## Available records
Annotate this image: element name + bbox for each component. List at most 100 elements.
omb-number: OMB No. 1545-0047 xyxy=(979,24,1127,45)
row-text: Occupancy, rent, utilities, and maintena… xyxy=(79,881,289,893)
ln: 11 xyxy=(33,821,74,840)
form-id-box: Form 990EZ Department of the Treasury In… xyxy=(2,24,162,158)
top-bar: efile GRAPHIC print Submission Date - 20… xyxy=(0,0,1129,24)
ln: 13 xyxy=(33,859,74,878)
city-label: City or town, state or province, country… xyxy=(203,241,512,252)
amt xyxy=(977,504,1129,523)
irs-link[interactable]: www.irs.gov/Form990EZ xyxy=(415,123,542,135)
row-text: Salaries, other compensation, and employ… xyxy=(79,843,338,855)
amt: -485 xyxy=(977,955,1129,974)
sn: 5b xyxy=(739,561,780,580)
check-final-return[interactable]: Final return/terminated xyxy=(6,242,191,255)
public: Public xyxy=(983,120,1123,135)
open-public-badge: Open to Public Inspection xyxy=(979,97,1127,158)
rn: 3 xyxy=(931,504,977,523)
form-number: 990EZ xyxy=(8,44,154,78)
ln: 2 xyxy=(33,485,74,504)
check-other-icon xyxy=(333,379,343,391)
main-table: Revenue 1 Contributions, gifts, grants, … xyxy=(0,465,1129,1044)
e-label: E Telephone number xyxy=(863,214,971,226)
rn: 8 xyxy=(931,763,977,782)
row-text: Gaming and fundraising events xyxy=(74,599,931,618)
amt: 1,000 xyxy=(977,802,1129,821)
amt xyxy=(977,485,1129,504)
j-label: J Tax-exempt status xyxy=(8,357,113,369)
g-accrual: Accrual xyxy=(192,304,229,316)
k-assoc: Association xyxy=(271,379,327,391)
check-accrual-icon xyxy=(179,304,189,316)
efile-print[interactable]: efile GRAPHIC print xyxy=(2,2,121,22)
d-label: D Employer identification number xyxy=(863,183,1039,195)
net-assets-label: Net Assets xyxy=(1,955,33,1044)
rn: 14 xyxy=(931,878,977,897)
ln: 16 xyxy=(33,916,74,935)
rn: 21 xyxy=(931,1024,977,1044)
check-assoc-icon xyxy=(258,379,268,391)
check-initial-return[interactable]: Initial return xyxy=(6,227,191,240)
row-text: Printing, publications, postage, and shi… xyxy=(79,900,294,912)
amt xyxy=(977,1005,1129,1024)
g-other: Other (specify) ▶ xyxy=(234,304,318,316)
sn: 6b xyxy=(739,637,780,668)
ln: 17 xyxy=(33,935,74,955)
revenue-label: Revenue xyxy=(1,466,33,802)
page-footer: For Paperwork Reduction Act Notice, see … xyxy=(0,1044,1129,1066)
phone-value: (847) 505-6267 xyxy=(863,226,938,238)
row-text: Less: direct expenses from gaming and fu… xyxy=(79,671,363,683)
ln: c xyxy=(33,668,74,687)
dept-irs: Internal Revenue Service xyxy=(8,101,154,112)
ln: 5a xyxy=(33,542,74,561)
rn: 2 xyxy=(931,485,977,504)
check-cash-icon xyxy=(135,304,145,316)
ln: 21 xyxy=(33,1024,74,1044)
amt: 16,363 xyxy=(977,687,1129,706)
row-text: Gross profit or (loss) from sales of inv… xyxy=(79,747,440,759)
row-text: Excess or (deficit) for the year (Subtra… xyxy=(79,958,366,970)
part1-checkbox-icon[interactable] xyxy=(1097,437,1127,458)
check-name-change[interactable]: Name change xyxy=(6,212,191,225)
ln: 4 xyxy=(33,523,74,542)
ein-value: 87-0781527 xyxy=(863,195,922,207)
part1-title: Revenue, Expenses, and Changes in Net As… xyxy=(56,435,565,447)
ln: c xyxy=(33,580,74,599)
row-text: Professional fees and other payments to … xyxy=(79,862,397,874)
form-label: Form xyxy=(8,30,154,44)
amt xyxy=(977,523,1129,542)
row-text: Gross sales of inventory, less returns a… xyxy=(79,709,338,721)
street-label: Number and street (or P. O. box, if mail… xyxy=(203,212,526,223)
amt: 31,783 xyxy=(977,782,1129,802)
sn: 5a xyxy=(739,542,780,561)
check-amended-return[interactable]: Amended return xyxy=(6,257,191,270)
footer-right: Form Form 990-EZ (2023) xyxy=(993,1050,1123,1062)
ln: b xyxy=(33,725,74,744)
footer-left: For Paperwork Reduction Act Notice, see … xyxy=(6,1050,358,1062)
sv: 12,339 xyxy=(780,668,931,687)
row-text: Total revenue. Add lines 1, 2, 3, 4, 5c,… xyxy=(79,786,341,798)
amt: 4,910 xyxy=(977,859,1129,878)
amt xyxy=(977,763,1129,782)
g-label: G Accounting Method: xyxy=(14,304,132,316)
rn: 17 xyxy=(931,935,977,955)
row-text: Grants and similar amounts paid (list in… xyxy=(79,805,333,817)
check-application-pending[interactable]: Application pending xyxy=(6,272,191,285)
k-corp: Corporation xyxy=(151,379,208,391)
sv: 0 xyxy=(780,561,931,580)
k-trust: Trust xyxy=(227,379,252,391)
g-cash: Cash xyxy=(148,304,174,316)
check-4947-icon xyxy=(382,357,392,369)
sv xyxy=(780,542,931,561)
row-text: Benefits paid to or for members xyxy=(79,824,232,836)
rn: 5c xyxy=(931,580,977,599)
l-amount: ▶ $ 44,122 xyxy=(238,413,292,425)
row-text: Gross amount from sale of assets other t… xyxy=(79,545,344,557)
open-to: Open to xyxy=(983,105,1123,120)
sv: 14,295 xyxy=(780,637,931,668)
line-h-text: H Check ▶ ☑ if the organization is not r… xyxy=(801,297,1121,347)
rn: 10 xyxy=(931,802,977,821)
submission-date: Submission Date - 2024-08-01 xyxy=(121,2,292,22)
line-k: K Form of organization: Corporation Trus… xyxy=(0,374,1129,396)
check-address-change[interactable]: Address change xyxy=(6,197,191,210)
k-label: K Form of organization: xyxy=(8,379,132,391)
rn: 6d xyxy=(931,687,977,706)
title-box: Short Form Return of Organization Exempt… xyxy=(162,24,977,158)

## What the exercise asks
Please give the items again from the first one through the line containing "ln: 11 xyxy=(33,821,74,840)", swapping "Occupancy" for "Lodging" and leaving everything else the same.

## Written answer
Annotate this image: element name + bbox for each component. List at most 100 elements.
omb-number: OMB No. 1545-0047 xyxy=(979,24,1127,45)
row-text: Lodging, rent, utilities, and maintena… xyxy=(79,881,289,893)
ln: 11 xyxy=(33,821,74,840)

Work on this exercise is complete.